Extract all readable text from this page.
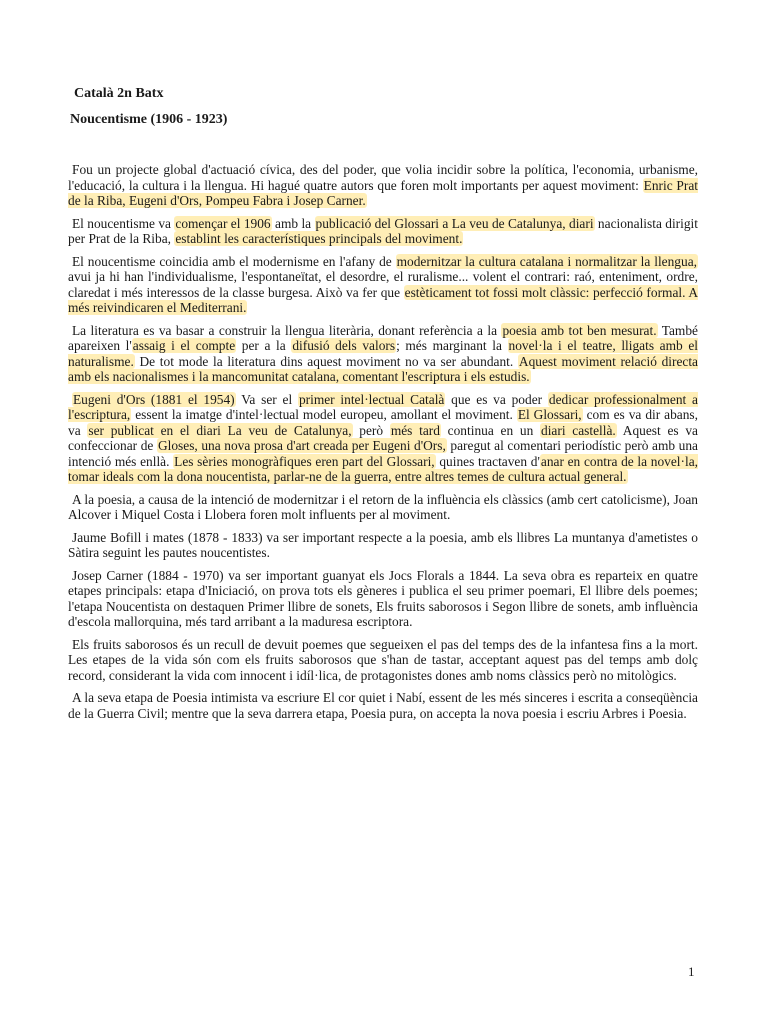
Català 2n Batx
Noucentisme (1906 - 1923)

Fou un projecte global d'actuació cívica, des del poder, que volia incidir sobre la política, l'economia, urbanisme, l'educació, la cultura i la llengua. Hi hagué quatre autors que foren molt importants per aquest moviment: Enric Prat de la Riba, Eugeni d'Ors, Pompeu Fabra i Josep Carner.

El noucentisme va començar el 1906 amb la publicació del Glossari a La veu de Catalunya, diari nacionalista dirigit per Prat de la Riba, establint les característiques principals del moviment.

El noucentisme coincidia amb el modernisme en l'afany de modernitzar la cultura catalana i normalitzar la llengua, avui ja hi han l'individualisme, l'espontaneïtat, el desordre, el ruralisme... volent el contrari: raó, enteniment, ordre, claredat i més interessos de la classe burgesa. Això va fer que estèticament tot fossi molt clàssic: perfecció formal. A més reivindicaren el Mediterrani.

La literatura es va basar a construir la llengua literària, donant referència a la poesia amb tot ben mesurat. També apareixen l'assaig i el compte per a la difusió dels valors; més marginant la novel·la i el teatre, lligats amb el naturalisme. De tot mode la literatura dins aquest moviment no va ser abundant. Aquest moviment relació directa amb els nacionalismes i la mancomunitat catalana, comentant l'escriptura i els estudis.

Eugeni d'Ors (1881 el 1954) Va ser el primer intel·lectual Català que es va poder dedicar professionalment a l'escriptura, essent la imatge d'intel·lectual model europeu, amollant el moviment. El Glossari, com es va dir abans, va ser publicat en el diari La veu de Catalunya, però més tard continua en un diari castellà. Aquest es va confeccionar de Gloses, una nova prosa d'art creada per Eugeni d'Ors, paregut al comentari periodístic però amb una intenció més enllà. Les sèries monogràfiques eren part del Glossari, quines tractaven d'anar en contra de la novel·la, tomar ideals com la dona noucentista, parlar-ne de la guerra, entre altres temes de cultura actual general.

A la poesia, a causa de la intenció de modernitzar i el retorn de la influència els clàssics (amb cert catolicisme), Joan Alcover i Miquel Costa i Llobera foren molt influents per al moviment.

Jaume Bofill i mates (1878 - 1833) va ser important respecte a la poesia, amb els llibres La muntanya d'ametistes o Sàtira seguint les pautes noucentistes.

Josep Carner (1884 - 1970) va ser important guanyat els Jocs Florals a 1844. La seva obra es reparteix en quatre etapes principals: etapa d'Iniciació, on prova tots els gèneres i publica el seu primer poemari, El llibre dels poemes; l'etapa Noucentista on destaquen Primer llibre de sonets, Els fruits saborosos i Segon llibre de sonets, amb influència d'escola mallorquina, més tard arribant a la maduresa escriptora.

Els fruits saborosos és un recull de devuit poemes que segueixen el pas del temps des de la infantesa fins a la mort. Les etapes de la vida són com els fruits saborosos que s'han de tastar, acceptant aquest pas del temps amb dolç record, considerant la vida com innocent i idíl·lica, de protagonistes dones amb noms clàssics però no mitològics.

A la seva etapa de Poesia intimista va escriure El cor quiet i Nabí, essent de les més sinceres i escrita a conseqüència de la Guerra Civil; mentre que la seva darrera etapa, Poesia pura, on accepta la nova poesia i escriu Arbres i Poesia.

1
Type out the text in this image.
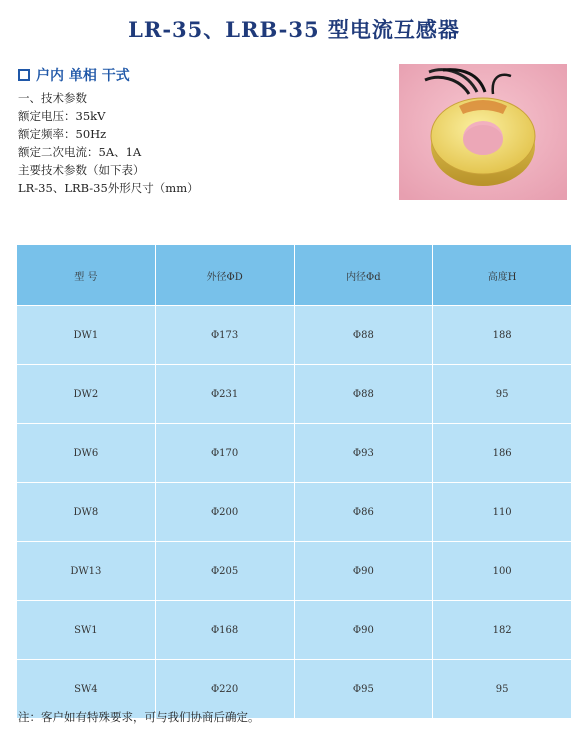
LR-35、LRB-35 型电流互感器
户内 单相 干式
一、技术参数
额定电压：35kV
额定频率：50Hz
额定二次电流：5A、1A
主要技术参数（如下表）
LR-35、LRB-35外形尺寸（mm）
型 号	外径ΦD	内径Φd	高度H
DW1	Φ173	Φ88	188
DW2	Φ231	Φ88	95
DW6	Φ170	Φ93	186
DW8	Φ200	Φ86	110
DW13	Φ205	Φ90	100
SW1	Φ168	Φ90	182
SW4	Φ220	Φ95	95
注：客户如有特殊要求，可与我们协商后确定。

──────────────────────────────

**What is needed**
In your copy, repeat each record exactly and include no pictures.

**Final answer**
Extract all readable text from this page.
Català 2n Batx
Noucentisme (1906 - 1923)

Fou un projecte global d'actuació cívica, des del poder, que volia incidir sobre la política, l'economia, urbanisme, l'educació, la cultura i la llengua. Hi hagué quatre autors que foren molt importants per aquest moviment: Enric Prat de la Riba, Eugeni d'Ors, Pompeu Fabra i Josep Carner.

El noucentisme va començar el 1906 amb la publicació del Glossari a La veu de Catalunya, diari nacionalista dirigit per Prat de la Riba, establint les característiques principals del moviment.

El noucentisme coincidia amb el modernisme en l'afany de modernitzar la cultura catalana i normalitzar la llengua, avui ja hi han l'individualisme, l'espontaneïtat, el desordre, el ruralisme... volent el contrari: raó, enteniment, ordre, claredat i més interessos de la classe burgesa. Això va fer que estèticament tot fossi molt clàssic: perfecció formal. A més reivindicaren el Mediterrani.

La literatura es va basar a construir la llengua literària, donant referència a la poesia amb tot ben mesurat. També apareixen l'assaig i el compte per a la difusió dels valors; més marginant la novel·la i el teatre, lligats amb el naturalisme. De tot mode la literatura dins aquest moviment no va ser abundant. Aquest moviment relació directa amb els nacionalismes i la mancomunitat catalana, comentant l'escriptura i els estudis.

Eugeni d'Ors (1881 el 1954) Va ser el primer intel·lectual Català que es va poder dedicar professionalment a l'escriptura, essent la imatge d'intel·lectual model europeu, amollant el moviment. El Glossari, com es va dir abans, va ser publicat en el diari La veu de Catalunya, però més tard continua en un diari castellà. Aquest es va confeccionar de Gloses, una nova prosa d'art creada per Eugeni d'Ors, paregut al comentari periodístic però amb una intenció més enllà. Les sèries monogràfiques eren part del Glossari, quines tractaven d'anar en contra de la novel·la, tomar ideals com la dona noucentista, parlar-ne de la guerra, entre altres temes de cultura actual general.

A la poesia, a causa de la intenció de modernitzar i el retorn de la influència els clàssics (amb cert catolicisme), Joan Alcover i Miquel Costa i Llobera foren molt influents per al moviment.

Jaume Bofill i mates (1878 - 1833) va ser important respecte a la poesia, amb els llibres La muntanya d'ametistes o Sàtira seguint les pautes noucentistes.

Josep Carner (1884 - 1970) va ser important guanyat els Jocs Florals a 1844. La seva obra es reparteix en quatre etapes principals: etapa d'Iniciació, on prova tots els gèneres i publica el seu primer poemari, El llibre dels poemes; l'etapa Noucentista on destaquen Primer llibre de sonets, Els fruits saborosos i Segon llibre de sonets, amb influència d'escola mallorquina, més tard arribant a la maduresa escriptora.

Els fruits saborosos és un recull de devuit poemes que segueixen el pas del temps des de la infantesa fins a la mort. Les etapes de la vida són com els fruits saborosos que s'han de tastar, acceptant aquest pas del temps amb dolç record, considerant la vida com innocent i idíl·lica, de protagonistes dones amb noms clàssics però no mitològics.

A la seva etapa de Poesia intimista va escriure El cor quiet i Nabí, essent de les més sinceres i escrita a conseqüència de la Guerra Civil; mentre que la seva darrera etapa, Poesia pura, on accepta la nova poesia i escriu Arbres i Poesia.

1
Type out the text in this image.
LR-35、LRB-35 型电流互感器
户内 单相 干式
一、技术参数
额定电压：35kV
额定频率：50Hz
额定二次电流：5A、1A
主要技术参数（如下表）
LR-35、LRB-35外形尺寸（mm）
型 号	外径ΦD	内径Φd	高度H
DW1	Φ173	Φ88	188
DW2	Φ231	Φ88	95
DW6	Φ170	Φ93	186
DW8	Φ200	Φ86	110
DW13	Φ205	Φ90	100
SW1	Φ168	Φ90	182
SW4	Φ220	Φ95	95
注：客户如有特殊要求，可与我们协商后确定。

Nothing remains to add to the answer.